[Stored data]

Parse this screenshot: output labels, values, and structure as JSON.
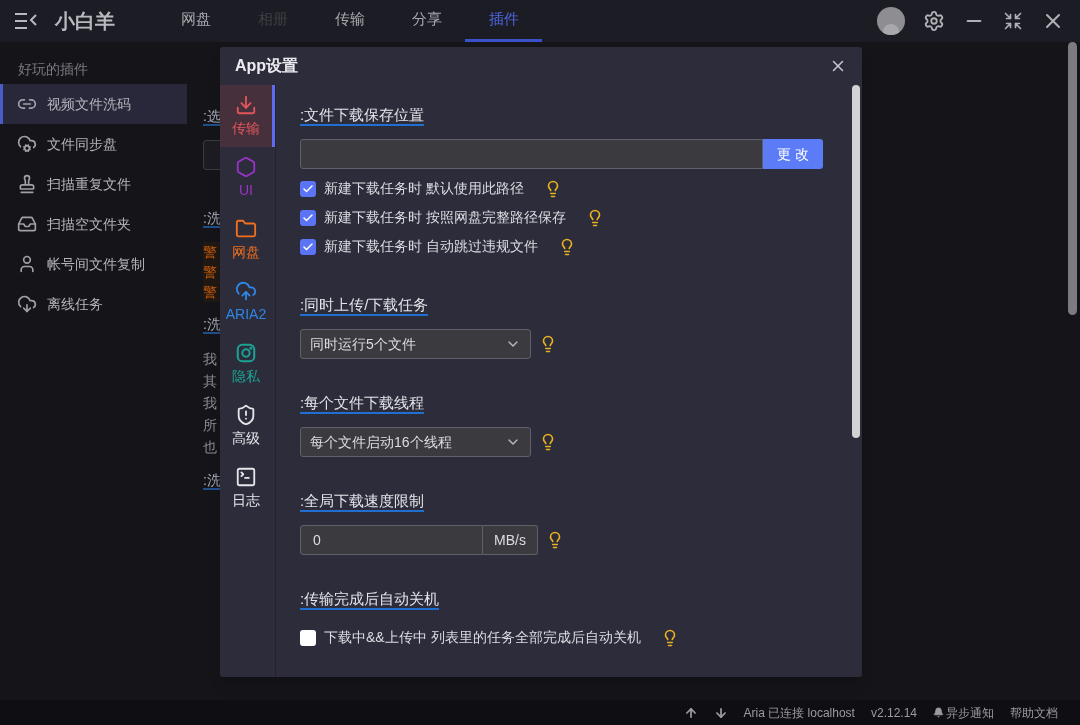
{
  "app": {
    "title": "小白羊",
    "tabs": [
      {
        "label": "网盘",
        "selected": false,
        "disabled": false
      },
      {
        "label": "相册",
        "selected": false,
        "disabled": true
      },
      {
        "label": "传输",
        "selected": false,
        "disabled": false
      },
      {
        "label": "分享",
        "selected": false,
        "disabled": false
      },
      {
        "label": "插件",
        "selected": true,
        "disabled": false
      }
    ]
  },
  "sidebar": {
    "heading": "好玩的插件",
    "items": [
      {
        "label": "视频文件洗码",
        "selected": true
      },
      {
        "label": "文件同步盘",
        "selected": false
      },
      {
        "label": "扫描重复文件",
        "selected": false
      },
      {
        "label": "扫描空文件夹",
        "selected": false
      },
      {
        "label": "帐号间文件复制",
        "selected": false
      },
      {
        "label": "离线任务",
        "selected": false
      }
    ]
  },
  "background": [
    {
      "kind": "heading",
      "text": ":选"
    },
    {
      "kind": "field"
    },
    {
      "kind": "heading",
      "text": ":洗"
    },
    {
      "kind": "warning",
      "text": "警"
    },
    {
      "kind": "warning",
      "text": "警"
    },
    {
      "kind": "warning",
      "text": "警"
    },
    {
      "kind": "heading",
      "text": ":洗"
    },
    {
      "kind": "text",
      "text": "我"
    },
    {
      "kind": "text",
      "text": "其"
    },
    {
      "kind": "text",
      "text": "我"
    },
    {
      "kind": "text",
      "text": "所"
    },
    {
      "kind": "text",
      "text": "也"
    },
    {
      "kind": "heading",
      "text": ":洗"
    }
  ],
  "modal": {
    "title": "App设置",
    "nav": [
      {
        "label": "传输",
        "selected": true,
        "color": "#e0565b"
      },
      {
        "label": "UI",
        "selected": false,
        "color": "#9b32c8"
      },
      {
        "label": "网盘",
        "selected": false,
        "color": "#f0701e"
      },
      {
        "label": "ARIA2",
        "selected": false,
        "color": "#2f86e6"
      },
      {
        "label": "隐私",
        "selected": false,
        "color": "#1aa393"
      },
      {
        "label": "高级",
        "selected": false,
        "color": "#e6e6ea"
      },
      {
        "label": "日志",
        "selected": false,
        "color": "#e6e6ea"
      }
    ],
    "sections": [
      {
        "kind": "path",
        "title": ":文件下载保存位置",
        "button": "更 改",
        "options": [
          {
            "label": "新建下载任务时 默认使用此路径",
            "checked": true
          },
          {
            "label": "新建下载任务时 按照网盘完整路径保存",
            "checked": true
          },
          {
            "label": "新建下载任务时 自动跳过违规文件",
            "checked": true
          }
        ]
      },
      {
        "kind": "select",
        "title": ":同时上传/下载任务",
        "value": "同时运行5个文件"
      },
      {
        "kind": "select",
        "title": ":每个文件下载线程",
        "value": "每个文件启动16个线程"
      },
      {
        "kind": "speed",
        "title": ":全局下载速度限制",
        "value": "0",
        "unit": "MB/s"
      },
      {
        "kind": "checks",
        "title": ":传输完成后自动关机",
        "options": [
          {
            "label": "下载中&&上传中 列表里的任务全部完成后自动关机",
            "checked": false
          }
        ]
      }
    ]
  },
  "status_bar": {
    "connection": "Aria 已连接 localhost",
    "version": "v2.12.14",
    "notify": "异步通知",
    "help": "帮助文档"
  }
}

CHALLENGE >> Transcribe the listing in full and omit the pictures.

RESPONSE TO THE EXERCISE >>
Parse this screenshot: output labels, values, and structure as JSON.
{
  "app": {
    "title": "小白羊",
    "tabs": [
      {
        "label": "网盘",
        "selected": false,
        "disabled": false
      },
      {
        "label": "相册",
        "selected": false,
        "disabled": true
      },
      {
        "label": "传输",
        "selected": false,
        "disabled": false
      },
      {
        "label": "分享",
        "selected": false,
        "disabled": false
      },
      {
        "label": "插件",
        "selected": true,
        "disabled": false
      }
    ]
  },
  "sidebar": {
    "heading": "好玩的插件",
    "items": [
      {
        "label": "视频文件洗码",
        "selected": true
      },
      {
        "label": "文件同步盘",
        "selected": false
      },
      {
        "label": "扫描重复文件",
        "selected": false
      },
      {
        "label": "扫描空文件夹",
        "selected": false
      },
      {
        "label": "帐号间文件复制",
        "selected": false
      },
      {
        "label": "离线任务",
        "selected": false
      }
    ]
  },
  "background": [
    {
      "kind": "heading",
      "text": ":选"
    },
    {
      "kind": "field"
    },
    {
      "kind": "heading",
      "text": ":洗"
    },
    {
      "kind": "warning",
      "text": "警"
    },
    {
      "kind": "warning",
      "text": "警"
    },
    {
      "kind": "warning",
      "text": "警"
    },
    {
      "kind": "heading",
      "text": ":洗"
    },
    {
      "kind": "text",
      "text": "我"
    },
    {
      "kind": "text",
      "text": "其"
    },
    {
      "kind": "text",
      "text": "我"
    },
    {
      "kind": "text",
      "text": "所"
    },
    {
      "kind": "text",
      "text": "也"
    },
    {
      "kind": "heading",
      "text": ":洗"
    }
  ],
  "modal": {
    "title": "App设置",
    "nav": [
      {
        "label": "传输",
        "selected": true,
        "color": "#e0565b"
      },
      {
        "label": "UI",
        "selected": false,
        "color": "#9b32c8"
      },
      {
        "label": "网盘",
        "selected": false,
        "color": "#f0701e"
      },
      {
        "label": "ARIA2",
        "selected": false,
        "color": "#2f86e6"
      },
      {
        "label": "隐私",
        "selected": false,
        "color": "#1aa393"
      },
      {
        "label": "高级",
        "selected": false,
        "color": "#e6e6ea"
      },
      {
        "label": "日志",
        "selected": false,
        "color": "#e6e6ea"
      }
    ],
    "sections": [
      {
        "kind": "path",
        "title": ":文件下载保存位置",
        "button": "更 改",
        "options": [
          {
            "label": "新建下载任务时 默认使用此路径",
            "checked": true
          },
          {
            "label": "新建下载任务时 按照网盘完整路径保存",
            "checked": true
          },
          {
            "label": "新建下载任务时 自动跳过违规文件",
            "checked": true
          }
        ]
      },
      {
        "kind": "select",
        "title": ":同时上传/下载任务",
        "value": "同时运行5个文件"
      },
      {
        "kind": "select",
        "title": ":每个文件下载线程",
        "value": "每个文件启动16个线程"
      },
      {
        "kind": "speed",
        "title": ":全局下载速度限制",
        "value": "0",
        "unit": "MB/s"
      },
      {
        "kind": "checks",
        "title": ":传输完成后自动关机",
        "options": [
          {
            "label": "下载中&&上传中 列表里的任务全部完成后自动关机",
            "checked": false
          }
        ]
      }
    ]
  },
  "status_bar": {
    "connection": "Aria 已连接 localhost",
    "version": "v2.12.14",
    "notify": "异步通知",
    "help": "帮助文档"
  }
}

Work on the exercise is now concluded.